A block of data:
__________

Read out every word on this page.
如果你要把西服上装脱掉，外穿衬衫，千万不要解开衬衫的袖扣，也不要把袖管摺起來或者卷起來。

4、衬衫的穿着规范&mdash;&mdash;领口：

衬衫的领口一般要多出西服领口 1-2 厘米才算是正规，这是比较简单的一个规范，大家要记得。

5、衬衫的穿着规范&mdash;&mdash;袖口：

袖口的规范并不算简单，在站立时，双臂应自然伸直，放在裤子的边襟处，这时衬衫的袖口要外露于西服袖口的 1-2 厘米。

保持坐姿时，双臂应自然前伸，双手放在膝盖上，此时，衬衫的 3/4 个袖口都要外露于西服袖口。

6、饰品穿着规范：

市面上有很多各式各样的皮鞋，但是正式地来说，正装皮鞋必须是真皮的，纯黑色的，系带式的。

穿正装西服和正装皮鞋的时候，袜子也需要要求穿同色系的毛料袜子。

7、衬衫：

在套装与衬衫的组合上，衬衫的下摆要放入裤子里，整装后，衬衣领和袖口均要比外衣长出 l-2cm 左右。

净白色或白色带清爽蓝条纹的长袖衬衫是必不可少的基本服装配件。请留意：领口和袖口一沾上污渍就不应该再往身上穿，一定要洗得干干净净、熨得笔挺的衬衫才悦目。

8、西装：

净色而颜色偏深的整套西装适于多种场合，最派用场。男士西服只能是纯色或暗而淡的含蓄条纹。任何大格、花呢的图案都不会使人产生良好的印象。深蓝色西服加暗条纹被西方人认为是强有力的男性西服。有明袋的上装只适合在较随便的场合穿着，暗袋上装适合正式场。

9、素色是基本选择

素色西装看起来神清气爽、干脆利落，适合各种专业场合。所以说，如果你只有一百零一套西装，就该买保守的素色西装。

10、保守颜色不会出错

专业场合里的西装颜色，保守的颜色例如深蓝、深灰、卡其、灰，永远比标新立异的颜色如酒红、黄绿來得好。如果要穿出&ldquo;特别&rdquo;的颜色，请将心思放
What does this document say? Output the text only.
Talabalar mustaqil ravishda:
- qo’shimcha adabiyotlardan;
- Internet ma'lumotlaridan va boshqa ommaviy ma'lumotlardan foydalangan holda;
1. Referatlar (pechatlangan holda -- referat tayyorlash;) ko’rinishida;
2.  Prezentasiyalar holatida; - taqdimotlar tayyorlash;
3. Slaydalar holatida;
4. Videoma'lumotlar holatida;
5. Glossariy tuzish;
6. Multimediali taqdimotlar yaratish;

__________

• **WORK INSTRUCTIONS**
Select every line of the records holding the string "tayyorlash".

• **CORRECT RESULT**
1. Referatlar (pechatlangan holda -- referat tayyorlash;) ko’rinishida;
2.  Prezentasiyalar holatida; - taqdimotlar tayyorlash;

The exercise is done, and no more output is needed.